Collected data
========================================================================

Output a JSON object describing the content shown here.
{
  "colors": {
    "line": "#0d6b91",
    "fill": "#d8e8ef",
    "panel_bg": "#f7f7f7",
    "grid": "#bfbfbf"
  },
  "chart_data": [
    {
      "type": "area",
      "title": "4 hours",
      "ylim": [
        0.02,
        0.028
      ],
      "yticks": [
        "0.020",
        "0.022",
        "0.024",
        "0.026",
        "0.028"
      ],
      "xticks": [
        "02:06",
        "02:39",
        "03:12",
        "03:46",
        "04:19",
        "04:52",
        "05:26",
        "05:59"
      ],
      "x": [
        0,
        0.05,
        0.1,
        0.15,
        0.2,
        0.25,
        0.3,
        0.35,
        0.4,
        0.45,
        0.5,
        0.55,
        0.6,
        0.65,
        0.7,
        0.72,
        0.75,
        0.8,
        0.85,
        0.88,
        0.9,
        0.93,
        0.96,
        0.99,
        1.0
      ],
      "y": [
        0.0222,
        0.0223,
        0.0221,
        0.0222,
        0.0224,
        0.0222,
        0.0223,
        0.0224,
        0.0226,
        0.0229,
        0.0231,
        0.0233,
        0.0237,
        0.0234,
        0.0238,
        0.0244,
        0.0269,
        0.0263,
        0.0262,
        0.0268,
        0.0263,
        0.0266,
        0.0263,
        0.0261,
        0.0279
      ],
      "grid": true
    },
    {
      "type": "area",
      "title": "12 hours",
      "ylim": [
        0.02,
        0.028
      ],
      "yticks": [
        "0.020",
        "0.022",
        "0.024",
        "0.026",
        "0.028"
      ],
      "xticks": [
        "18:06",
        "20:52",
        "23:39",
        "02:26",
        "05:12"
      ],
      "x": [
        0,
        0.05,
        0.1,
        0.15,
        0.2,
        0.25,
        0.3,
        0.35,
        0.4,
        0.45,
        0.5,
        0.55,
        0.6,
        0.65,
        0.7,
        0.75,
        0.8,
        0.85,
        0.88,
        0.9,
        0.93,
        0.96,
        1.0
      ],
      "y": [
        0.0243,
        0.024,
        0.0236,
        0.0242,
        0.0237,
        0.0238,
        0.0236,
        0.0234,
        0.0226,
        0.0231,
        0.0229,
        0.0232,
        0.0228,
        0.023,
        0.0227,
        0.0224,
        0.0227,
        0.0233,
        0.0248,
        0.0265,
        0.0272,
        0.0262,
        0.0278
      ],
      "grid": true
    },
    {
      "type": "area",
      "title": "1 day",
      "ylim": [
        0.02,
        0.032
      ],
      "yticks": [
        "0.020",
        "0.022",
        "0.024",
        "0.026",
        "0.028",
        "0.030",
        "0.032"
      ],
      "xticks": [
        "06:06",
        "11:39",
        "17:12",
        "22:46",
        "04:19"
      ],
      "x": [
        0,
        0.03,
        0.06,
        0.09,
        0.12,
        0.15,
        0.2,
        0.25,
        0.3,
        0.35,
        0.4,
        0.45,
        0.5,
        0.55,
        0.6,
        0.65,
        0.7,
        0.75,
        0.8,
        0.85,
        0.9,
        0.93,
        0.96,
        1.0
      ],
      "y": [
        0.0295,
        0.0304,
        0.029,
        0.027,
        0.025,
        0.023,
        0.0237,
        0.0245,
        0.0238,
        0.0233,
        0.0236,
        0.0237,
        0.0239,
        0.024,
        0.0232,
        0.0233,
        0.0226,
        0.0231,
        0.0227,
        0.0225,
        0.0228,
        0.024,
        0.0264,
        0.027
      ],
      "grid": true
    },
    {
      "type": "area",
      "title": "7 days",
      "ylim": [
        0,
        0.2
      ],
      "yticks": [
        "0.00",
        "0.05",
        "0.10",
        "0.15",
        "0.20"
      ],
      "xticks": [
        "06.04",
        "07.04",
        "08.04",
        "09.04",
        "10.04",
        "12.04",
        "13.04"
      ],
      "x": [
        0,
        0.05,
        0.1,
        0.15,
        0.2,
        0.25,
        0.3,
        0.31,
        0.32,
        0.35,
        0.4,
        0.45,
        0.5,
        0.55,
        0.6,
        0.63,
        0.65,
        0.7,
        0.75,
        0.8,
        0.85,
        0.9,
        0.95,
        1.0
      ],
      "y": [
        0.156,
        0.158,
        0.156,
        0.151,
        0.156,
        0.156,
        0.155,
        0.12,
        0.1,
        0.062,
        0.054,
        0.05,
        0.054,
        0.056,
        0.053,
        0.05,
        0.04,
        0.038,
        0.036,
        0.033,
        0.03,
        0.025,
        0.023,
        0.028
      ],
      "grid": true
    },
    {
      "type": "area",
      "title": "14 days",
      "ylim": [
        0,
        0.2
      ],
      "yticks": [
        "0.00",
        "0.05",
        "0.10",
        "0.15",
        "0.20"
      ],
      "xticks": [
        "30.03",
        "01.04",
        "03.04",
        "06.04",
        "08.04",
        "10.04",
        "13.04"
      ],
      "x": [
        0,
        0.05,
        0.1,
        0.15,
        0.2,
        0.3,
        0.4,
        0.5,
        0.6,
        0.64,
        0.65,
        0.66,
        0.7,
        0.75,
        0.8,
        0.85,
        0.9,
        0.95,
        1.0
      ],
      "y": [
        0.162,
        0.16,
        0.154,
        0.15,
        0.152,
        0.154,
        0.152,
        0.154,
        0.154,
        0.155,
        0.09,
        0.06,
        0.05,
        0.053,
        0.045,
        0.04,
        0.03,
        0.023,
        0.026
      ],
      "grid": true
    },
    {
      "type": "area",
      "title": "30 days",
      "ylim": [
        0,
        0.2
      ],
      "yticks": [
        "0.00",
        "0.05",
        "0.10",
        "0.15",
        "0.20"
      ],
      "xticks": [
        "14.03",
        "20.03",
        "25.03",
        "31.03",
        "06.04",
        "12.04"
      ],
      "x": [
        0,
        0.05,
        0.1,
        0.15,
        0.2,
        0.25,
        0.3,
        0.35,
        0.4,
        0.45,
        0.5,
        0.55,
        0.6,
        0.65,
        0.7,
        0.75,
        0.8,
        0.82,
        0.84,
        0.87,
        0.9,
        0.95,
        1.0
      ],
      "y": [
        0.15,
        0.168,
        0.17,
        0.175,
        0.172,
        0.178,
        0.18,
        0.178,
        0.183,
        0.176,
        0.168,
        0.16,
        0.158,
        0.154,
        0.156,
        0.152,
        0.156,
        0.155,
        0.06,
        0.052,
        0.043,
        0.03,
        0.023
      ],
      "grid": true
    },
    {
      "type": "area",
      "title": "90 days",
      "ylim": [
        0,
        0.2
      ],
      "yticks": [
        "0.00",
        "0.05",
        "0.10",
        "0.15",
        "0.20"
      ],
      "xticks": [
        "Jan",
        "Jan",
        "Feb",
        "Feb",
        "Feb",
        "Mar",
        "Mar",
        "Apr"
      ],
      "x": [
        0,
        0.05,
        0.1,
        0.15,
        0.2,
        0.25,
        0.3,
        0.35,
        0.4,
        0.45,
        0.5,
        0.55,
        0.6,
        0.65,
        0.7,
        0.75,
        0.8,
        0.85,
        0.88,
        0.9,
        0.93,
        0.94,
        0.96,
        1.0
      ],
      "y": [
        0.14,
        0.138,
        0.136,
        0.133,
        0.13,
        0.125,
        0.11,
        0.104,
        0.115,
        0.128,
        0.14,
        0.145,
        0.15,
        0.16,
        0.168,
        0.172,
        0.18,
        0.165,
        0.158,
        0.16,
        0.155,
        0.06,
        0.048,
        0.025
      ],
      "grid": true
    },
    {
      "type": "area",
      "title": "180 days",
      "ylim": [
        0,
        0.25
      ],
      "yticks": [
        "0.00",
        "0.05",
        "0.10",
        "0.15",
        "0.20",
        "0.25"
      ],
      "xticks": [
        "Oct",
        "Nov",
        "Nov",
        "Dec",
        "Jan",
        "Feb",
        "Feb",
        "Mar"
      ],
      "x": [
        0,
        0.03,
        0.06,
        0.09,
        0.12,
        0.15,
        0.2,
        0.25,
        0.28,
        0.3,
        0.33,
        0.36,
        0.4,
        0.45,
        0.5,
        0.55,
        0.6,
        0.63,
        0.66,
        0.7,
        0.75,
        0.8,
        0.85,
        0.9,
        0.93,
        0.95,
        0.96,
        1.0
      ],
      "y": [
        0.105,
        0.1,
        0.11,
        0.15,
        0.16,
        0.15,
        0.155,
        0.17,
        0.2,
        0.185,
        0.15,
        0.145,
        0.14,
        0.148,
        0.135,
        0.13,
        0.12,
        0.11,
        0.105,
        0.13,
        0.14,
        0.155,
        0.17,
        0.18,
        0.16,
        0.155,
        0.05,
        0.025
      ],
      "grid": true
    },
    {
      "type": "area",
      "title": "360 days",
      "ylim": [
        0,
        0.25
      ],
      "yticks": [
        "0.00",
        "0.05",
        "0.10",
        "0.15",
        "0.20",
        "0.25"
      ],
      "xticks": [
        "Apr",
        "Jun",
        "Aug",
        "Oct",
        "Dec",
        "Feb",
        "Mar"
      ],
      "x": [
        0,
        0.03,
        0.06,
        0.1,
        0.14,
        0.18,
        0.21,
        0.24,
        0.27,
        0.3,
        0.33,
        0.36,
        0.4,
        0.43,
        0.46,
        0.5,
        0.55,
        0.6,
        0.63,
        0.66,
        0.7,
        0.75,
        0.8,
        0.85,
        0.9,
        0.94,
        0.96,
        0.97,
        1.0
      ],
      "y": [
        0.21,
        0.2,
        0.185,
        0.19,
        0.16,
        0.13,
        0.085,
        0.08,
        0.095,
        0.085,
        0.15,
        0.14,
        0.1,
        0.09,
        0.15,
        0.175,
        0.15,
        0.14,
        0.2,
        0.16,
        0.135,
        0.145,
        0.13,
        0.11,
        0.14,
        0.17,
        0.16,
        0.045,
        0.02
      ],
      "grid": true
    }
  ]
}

========================================================================

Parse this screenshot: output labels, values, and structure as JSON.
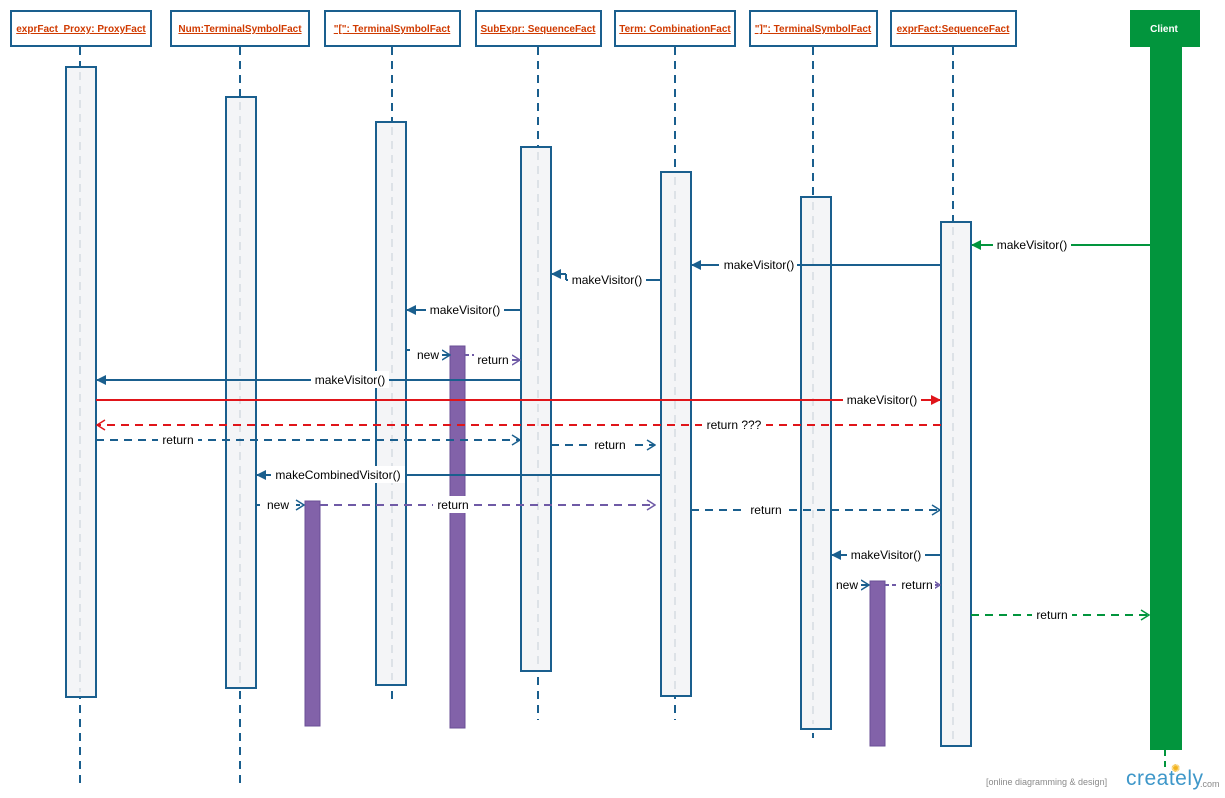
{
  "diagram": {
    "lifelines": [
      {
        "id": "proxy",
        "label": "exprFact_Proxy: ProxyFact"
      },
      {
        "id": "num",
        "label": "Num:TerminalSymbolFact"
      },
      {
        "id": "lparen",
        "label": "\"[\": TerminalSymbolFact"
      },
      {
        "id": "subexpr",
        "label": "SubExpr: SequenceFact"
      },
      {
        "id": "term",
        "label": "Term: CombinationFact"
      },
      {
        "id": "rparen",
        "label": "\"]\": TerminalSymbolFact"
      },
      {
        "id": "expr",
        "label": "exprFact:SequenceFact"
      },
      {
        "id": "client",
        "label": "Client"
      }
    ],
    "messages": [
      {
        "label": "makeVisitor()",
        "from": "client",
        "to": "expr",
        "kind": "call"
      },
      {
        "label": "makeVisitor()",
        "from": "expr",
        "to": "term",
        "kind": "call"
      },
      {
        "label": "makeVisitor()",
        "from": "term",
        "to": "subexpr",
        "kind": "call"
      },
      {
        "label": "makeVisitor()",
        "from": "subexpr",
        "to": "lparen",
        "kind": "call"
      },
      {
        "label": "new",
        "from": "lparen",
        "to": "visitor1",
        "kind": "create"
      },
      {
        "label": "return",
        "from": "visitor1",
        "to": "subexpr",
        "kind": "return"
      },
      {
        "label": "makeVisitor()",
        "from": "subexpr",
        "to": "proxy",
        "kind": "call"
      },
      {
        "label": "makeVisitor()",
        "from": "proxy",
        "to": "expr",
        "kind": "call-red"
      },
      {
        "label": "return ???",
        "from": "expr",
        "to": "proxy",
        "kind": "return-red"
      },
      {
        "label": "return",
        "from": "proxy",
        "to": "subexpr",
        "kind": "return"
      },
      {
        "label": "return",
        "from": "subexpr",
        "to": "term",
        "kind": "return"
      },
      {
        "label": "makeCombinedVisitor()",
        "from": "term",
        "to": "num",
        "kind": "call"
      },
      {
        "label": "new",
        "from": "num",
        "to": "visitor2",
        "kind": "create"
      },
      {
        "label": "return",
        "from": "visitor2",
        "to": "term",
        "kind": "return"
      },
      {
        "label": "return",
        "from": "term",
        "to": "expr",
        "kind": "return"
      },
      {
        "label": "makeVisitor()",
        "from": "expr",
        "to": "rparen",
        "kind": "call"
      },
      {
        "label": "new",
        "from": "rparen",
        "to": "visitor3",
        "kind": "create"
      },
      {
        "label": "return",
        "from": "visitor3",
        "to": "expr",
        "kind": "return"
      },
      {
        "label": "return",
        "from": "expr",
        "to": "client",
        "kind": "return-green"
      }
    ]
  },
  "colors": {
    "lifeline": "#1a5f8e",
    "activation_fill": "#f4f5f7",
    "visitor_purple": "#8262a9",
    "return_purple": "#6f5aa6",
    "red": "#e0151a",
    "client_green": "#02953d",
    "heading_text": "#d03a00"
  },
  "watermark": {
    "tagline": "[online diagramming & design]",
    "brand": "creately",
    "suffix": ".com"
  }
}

========================================================================

EXERCISE BRIEF — Some lines of the data above may hold the word "SequenceFact"; report how many do, and nothing else.

OUTPUT FOR THIS TASK — 2